Direction — Your task is to print every entry below exactly as given.

Records shown —
#####

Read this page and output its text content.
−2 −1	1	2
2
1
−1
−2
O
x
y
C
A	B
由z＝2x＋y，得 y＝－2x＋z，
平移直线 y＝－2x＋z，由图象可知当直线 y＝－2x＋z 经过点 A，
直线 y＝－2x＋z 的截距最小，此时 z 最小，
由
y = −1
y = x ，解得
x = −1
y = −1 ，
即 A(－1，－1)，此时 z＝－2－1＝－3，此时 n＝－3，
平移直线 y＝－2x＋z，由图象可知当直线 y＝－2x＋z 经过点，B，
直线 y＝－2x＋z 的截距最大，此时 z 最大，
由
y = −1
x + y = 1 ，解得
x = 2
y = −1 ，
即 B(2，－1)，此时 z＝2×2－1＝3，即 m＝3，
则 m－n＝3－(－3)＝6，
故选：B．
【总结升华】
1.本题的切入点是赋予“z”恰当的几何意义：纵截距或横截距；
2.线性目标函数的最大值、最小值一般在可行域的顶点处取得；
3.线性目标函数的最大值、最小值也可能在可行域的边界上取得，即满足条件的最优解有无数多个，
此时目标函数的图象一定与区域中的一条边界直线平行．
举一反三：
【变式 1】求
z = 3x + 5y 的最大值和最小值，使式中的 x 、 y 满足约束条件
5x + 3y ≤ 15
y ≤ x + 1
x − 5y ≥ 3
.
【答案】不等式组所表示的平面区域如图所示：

#####

Solution for this problem —
Read this page and output its text content.
−2 −1	1	2
2
1
−1
−2
O
x
y
C
A	B
由z＝2x＋y，得 y＝－2x＋z，
平移直线 y＝－2x＋z，由图象可知当直线 y＝－2x＋z 经过点 A，
直线 y＝－2x＋z 的截距最小，此时 z 最小，
由
y = −1
y = x ，解得
x = −1
y = −1 ，
即 A(－1，－1)，此时 z＝－2－1＝－3，此时 n＝－3，
平移直线 y＝－2x＋z，由图象可知当直线 y＝－2x＋z 经过点，B，
直线 y＝－2x＋z 的截距最大，此时 z 最大，
由
y = −1
x + y = 1 ，解得
x = 2
y = −1 ，
即 B(2，－1)，此时 z＝2×2－1＝3，即 m＝3，
则 m－n＝3－(－3)＝6，
故选：B．
【总结升华】
1.本题的切入点是赋予“z”恰当的几何意义：纵截距或横截距；
2.线性目标函数的最大值、最小值一般在可行域的顶点处取得；
3.线性目标函数的最大值、最小值也可能在可行域的边界上取得，即满足条件的最优解有无数多个，
此时目标函数的图象一定与区域中的一条边界直线平行．
举一反三：
【变式 1】求
z = 3x + 5y 的最大值和最小值，使式中的 x 、 y 满足约束条件
5x + 3y ≤ 15
y ≤ x + 1
x − 5y ≥ 3
.
【答案】不等式组所表示的平面区域如图所示：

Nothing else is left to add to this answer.